[Collected data]

════════════════

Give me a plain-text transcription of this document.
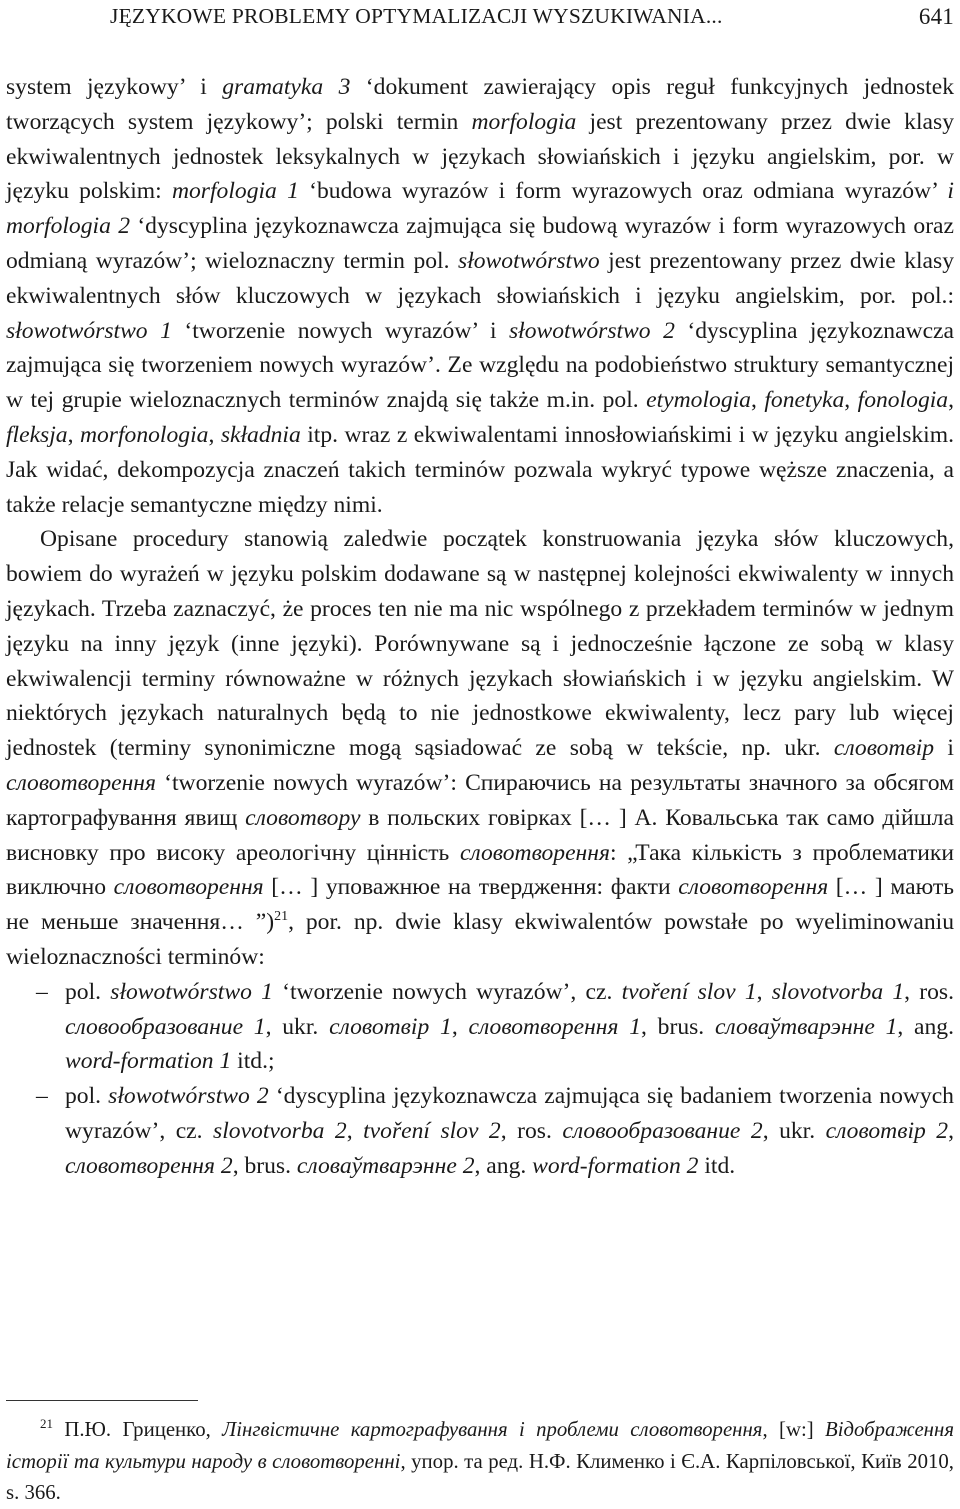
JĘZYKOWE PROBLEMY OPTYMALIZACJI WYSZUKIWANIA...	641

system językowy’ i gramatyka 3 ‘dokument zawierający opis reguł funkcyjnych jednostek tworzących system językowy’; polski termin morfologia jest prezentowany przez dwie klasy ekwiwalentnych jednostek leksykalnych w językach słowiańskich i języku angielskim, por. w języku polskim: morfologia 1 ‘budowa wyrazów i form wyrazowych oraz odmiana wyrazów’ i morfologia 2 ‘dyscyplina językoznawcza zajmująca się budową wyrazów i form wyrazowych oraz odmianą wyrazów’; wieloznaczny termin pol. słowotwórstwo jest prezentowany przez dwie klasy ekwiwalentnych słów kluczowych w językach słowiańskich i języku angielskim, por. pol.: słowotwórstwo 1 ‘tworzenie nowych wyrazów’ i słowotwórstwo 2 ‘dyscyplina językoznawcza zajmująca się tworzeniem nowych wyrazów’. Ze względu na podobieństwo struktury semantycznej w tej grupie wieloznacznych terminów znajdą się także m.in. pol. etymologia, fonetyka, fonologia, fleksja, morfonologia, składnia itp. wraz z ekwiwalentami innosłowiańskimi i w języku angielskim. Jak widać, dekompozycja znaczeń takich terminów pozwala wykryć typowe węższe znaczenia, a także relacje semantyczne między nimi.

Opisane procedury stanowią zaledwie początek konstruowania języka słów kluczowych, bowiem do wyrażeń w języku polskim dodawane są w następnej kolejności ekwiwalenty w innych językach. Trzeba zaznaczyć, że proces ten nie ma nic wspólnego z przekładem terminów w jednym języku na inny język (inne języki). Porównywane są i jednocześnie łączone ze sobą w klasy ekwiwalencji terminy równoważne w różnych językach słowiańskich i w języku angielskim. W niektórych językach naturalnych będą to nie jednostkowe ekwiwalenty, lecz pary lub więcej jednostek (terminy synonimiczne mogą sąsiadować ze sobą w tekście, np. ukr. словотвір і словотворення ‘tworzenie nowych wyrazów’: Спираючись на результаты значного за обсягом картографування явищ словотвору в польских говірках [… ] А. Ковальська так само дійшла висновку про високу ареологічну цінність словотворення: „Така кількість з проблематики виключно словотворення [… ] уповажнюе на твердження: факти словотворення [… ] мають не меньше значення… ”)$^{21}$, por. np. dwie klasy ekwiwalentów powstałe po wyeliminowaniu wieloznaczności terminów:

– pol. słowotwórstwo 1 ‘tworzenie nowych wyrazów’, cz. tvoření slov 1, slovotvorba 1, ros. словообразование 1, ukr. словотвір 1, словотворення 1, brus. словаўтварэнне 1, ang. word-formation 1 itd.;
– pol. słowotwórstwo 2 ‘dyscyplina językoznawcza zajmująca się badaniem tworzenia nowych wyrazów’, cz. slovotvorba 2, tvoření slov 2, ros. словообразование 2, ukr. словотвір 2, словотворення 2, brus. словаўтварэнне 2, ang. word-formation 2 itd.

$^{21}$ П.Ю. Гриценко, Лінгвістичне картографування і проблеми словотворення, [w:] Відображення історії та культури народу в словотворенні, упор. та ред. Н.Ф. Клименко і Є.А. Карпіловської, Київ 2010, s. 366.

════════════════

**WRITTEN TASK:** Take the data above and repeat it exactly, leaving each picture out.

**ANSWER TO THE PROBLEM:**
Give me a plain-text transcription of this document.
JĘZYKOWE PROBLEMY OPTYMALIZACJI WYSZUKIWANIA...	641

system językowy’ i gramatyka 3 ‘dokument zawierający opis reguł funkcyjnych jednostek tworzących system językowy’; polski termin morfologia jest prezentowany przez dwie klasy ekwiwalentnych jednostek leksykalnych w językach słowiańskich i języku angielskim, por. w języku polskim: morfologia 1 ‘budowa wyrazów i form wyrazowych oraz odmiana wyrazów’ i morfologia 2 ‘dyscyplina językoznawcza zajmująca się budową wyrazów i form wyrazowych oraz odmianą wyrazów’; wieloznaczny termin pol. słowotwórstwo jest prezentowany przez dwie klasy ekwiwalentnych słów kluczowych w językach słowiańskich i języku angielskim, por. pol.: słowotwórstwo 1 ‘tworzenie nowych wyrazów’ i słowotwórstwo 2 ‘dyscyplina językoznawcza zajmująca się tworzeniem nowych wyrazów’. Ze względu na podobieństwo struktury semantycznej w tej grupie wieloznacznych terminów znajdą się także m.in. pol. etymologia, fonetyka, fonologia, fleksja, morfonologia, składnia itp. wraz z ekwiwalentami innosłowiańskimi i w języku angielskim. Jak widać, dekompozycja znaczeń takich terminów pozwala wykryć typowe węższe znaczenia, a także relacje semantyczne między nimi.

Opisane procedury stanowią zaledwie początek konstruowania języka słów kluczowych, bowiem do wyrażeń w języku polskim dodawane są w następnej kolejności ekwiwalenty w innych językach. Trzeba zaznaczyć, że proces ten nie ma nic wspólnego z przekładem terminów w jednym języku na inny język (inne języki). Porównywane są i jednocześnie łączone ze sobą w klasy ekwiwalencji terminy równoważne w różnych językach słowiańskich i w języku angielskim. W niektórych językach naturalnych będą to nie jednostkowe ekwiwalenty, lecz pary lub więcej jednostek (terminy synonimiczne mogą sąsiadować ze sobą w tekście, np. ukr. словотвір і словотворення ‘tworzenie nowych wyrazów’: Спираючись на результаты значного за обсягом картографування явищ словотвору в польских говірках [… ] А. Ковальська так само дійшла висновку про високу ареологічну цінність словотворення: „Така кількість з проблематики виключно словотворення [… ] уповажнюе на твердження: факти словотворення [… ] мають не меньше значення… ”)$^{21}$, por. np. dwie klasy ekwiwalentów powstałe po wyeliminowaniu wieloznaczności terminów:

– pol. słowotwórstwo 1 ‘tworzenie nowych wyrazów’, cz. tvoření slov 1, slovotvorba 1, ros. словообразование 1, ukr. словотвір 1, словотворення 1, brus. словаўтварэнне 1, ang. word-formation 1 itd.;
– pol. słowotwórstwo 2 ‘dyscyplina językoznawcza zajmująca się badaniem tworzenia nowych wyrazów’, cz. slovotvorba 2, tvoření slov 2, ros. словообразование 2, ukr. словотвір 2, словотворення 2, brus. словаўтварэнне 2, ang. word-formation 2 itd.

$^{21}$ П.Ю. Гриценко, Лінгвістичне картографування і проблеми словотворення, [w:] Відображення історії та культури народу в словотворенні, упор. та ред. Н.Ф. Клименко і Є.А. Карпіловської, Київ 2010, s. 366.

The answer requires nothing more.